:: Record excerpts ::

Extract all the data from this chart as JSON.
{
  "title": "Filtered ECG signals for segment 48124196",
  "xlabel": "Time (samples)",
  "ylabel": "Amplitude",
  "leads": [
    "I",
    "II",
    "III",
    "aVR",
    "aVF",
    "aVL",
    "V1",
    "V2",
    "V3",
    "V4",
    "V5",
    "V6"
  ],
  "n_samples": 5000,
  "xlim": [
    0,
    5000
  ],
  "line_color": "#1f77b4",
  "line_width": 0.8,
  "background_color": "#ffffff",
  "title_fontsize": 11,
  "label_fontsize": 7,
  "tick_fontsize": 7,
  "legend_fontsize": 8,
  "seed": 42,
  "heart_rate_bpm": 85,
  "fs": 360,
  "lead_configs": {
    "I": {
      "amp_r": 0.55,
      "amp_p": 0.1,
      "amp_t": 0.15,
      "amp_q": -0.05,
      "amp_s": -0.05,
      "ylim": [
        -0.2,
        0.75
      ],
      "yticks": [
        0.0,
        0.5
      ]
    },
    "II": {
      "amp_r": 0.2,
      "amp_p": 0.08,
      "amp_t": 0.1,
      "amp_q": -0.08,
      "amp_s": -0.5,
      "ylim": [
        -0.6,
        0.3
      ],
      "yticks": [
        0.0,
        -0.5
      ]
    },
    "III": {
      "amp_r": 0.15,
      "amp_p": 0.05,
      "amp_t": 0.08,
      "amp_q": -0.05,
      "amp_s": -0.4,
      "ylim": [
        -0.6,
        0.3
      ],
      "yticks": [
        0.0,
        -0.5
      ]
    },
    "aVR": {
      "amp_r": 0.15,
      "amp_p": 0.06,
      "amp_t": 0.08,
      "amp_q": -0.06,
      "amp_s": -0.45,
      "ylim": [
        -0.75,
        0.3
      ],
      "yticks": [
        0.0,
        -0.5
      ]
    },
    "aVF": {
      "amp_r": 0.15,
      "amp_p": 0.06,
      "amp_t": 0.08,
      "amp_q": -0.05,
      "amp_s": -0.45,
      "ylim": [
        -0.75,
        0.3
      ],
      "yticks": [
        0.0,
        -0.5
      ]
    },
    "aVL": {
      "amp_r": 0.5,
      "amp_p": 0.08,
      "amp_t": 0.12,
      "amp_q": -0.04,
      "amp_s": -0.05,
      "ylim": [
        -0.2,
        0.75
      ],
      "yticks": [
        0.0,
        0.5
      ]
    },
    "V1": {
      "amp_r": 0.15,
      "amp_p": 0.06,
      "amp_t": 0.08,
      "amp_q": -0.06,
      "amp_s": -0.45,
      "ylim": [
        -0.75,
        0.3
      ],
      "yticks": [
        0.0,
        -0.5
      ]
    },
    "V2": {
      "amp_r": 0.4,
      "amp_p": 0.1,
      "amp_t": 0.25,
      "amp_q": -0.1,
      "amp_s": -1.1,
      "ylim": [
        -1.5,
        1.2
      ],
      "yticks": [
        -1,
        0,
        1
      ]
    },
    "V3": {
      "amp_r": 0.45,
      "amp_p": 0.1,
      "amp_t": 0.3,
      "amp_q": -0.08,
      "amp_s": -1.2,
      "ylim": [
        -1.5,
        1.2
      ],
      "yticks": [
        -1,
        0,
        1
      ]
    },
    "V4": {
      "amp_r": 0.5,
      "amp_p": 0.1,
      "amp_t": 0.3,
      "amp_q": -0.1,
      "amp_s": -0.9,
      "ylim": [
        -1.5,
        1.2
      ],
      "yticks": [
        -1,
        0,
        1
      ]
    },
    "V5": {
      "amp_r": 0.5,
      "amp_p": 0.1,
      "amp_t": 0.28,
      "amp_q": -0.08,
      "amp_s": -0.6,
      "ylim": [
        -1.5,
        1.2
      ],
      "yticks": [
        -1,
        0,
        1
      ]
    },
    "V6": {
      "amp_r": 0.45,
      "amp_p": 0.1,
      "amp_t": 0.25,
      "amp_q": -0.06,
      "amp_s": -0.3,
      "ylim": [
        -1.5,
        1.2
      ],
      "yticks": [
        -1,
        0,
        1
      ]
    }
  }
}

:: To do ::
Quote all of the entries verbatim.

:: Answer to this task ::
Extract all the data from this chart as JSON.
{
  "title": "Filtered ECG signals for segment 48124196",
  "xlabel": "Time (samples)",
  "ylabel": "Amplitude",
  "leads": [
    "I",
    "II",
    "III",
    "aVR",
    "aVF",
    "aVL",
    "V1",
    "V2",
    "V3",
    "V4",
    "V5",
    "V6"
  ],
  "n_samples": 5000,
  "xlim": [
    0,
    5000
  ],
  "line_color": "#1f77b4",
  "line_width": 0.8,
  "background_color": "#ffffff",
  "title_fontsize": 11,
  "label_fontsize": 7,
  "tick_fontsize": 7,
  "legend_fontsize": 8,
  "seed": 42,
  "heart_rate_bpm": 85,
  "fs": 360,
  "lead_configs": {
    "I": {
      "amp_r": 0.55,
      "amp_p": 0.1,
      "amp_t": 0.15,
      "amp_q": -0.05,
      "amp_s": -0.05,
      "ylim": [
        -0.2,
        0.75
      ],
      "yticks": [
        0.0,
        0.5
      ]
    },
    "II": {
      "amp_r": 0.2,
      "amp_p": 0.08,
      "amp_t": 0.1,
      "amp_q": -0.08,
      "amp_s": -0.5,
      "ylim": [
        -0.6,
        0.3
      ],
      "yticks": [
        0.0,
        -0.5
      ]
    },
    "III": {
      "amp_r": 0.15,
      "amp_p": 0.05,
      "amp_t": 0.08,
      "amp_q": -0.05,
      "amp_s": -0.4,
      "ylim": [
        -0.6,
        0.3
      ],
      "yticks": [
        0.0,
        -0.5
      ]
    },
    "aVR": {
      "amp_r": 0.15,
      "amp_p": 0.06,
      "amp_t": 0.08,
      "amp_q": -0.06,
      "amp_s": -0.45,
      "ylim": [
        -0.75,
        0.3
      ],
      "yticks": [
        0.0,
        -0.5
      ]
    },
    "aVF": {
      "amp_r": 0.15,
      "amp_p": 0.06,
      "amp_t": 0.08,
      "amp_q": -0.05,
      "amp_s": -0.45,
      "ylim": [
        -0.75,
        0.3
      ],
      "yticks": [
        0.0,
        -0.5
      ]
    },
    "aVL": {
      "amp_r": 0.5,
      "amp_p": 0.08,
      "amp_t": 0.12,
      "amp_q": -0.04,
      "amp_s": -0.05,
      "ylim": [
        -0.2,
        0.75
      ],
      "yticks": [
        0.0,
        0.5
      ]
    },
    "V1": {
      "amp_r": 0.15,
      "amp_p": 0.06,
      "amp_t": 0.08,
      "amp_q": -0.06,
      "amp_s": -0.45,
      "ylim": [
        -0.75,
        0.3
      ],
      "yticks": [
        0.0,
        -0.5
      ]
    },
    "V2": {
      "amp_r": 0.4,
      "amp_p": 0.1,
      "amp_t": 0.25,
      "amp_q": -0.1,
      "amp_s": -1.1,
      "ylim": [
        -1.5,
        1.2
      ],
      "yticks": [
        -1,
        0,
        1
      ]
    },
    "V3": {
      "amp_r": 0.45,
      "amp_p": 0.1,
      "amp_t": 0.3,
      "amp_q": -0.08,
      "amp_s": -1.2,
      "ylim": [
        -1.5,
        1.2
      ],
      "yticks": [
        -1,
        0,
        1
      ]
    },
    "V4": {
      "amp_r": 0.5,
      "amp_p": 0.1,
      "amp_t": 0.3,
      "amp_q": -0.1,
      "amp_s": -0.9,
      "ylim": [
        -1.5,
        1.2
      ],
      "yticks": [
        -1,
        0,
        1
      ]
    },
    "V5": {
      "amp_r": 0.5,
      "amp_p": 0.1,
      "amp_t": 0.28,
      "amp_q": -0.08,
      "amp_s": -0.6,
      "ylim": [
        -1.5,
        1.2
      ],
      "yticks": [
        -1,
        0,
        1
      ]
    },
    "V6": {
      "amp_r": 0.45,
      "amp_p": 0.1,
      "amp_t": 0.25,
      "amp_q": -0.06,
      "amp_s": -0.3,
      "ylim": [
        -1.5,
        1.2
      ],
      "yticks": [
        -1,
        0,
        1
      ]
    }
  }
}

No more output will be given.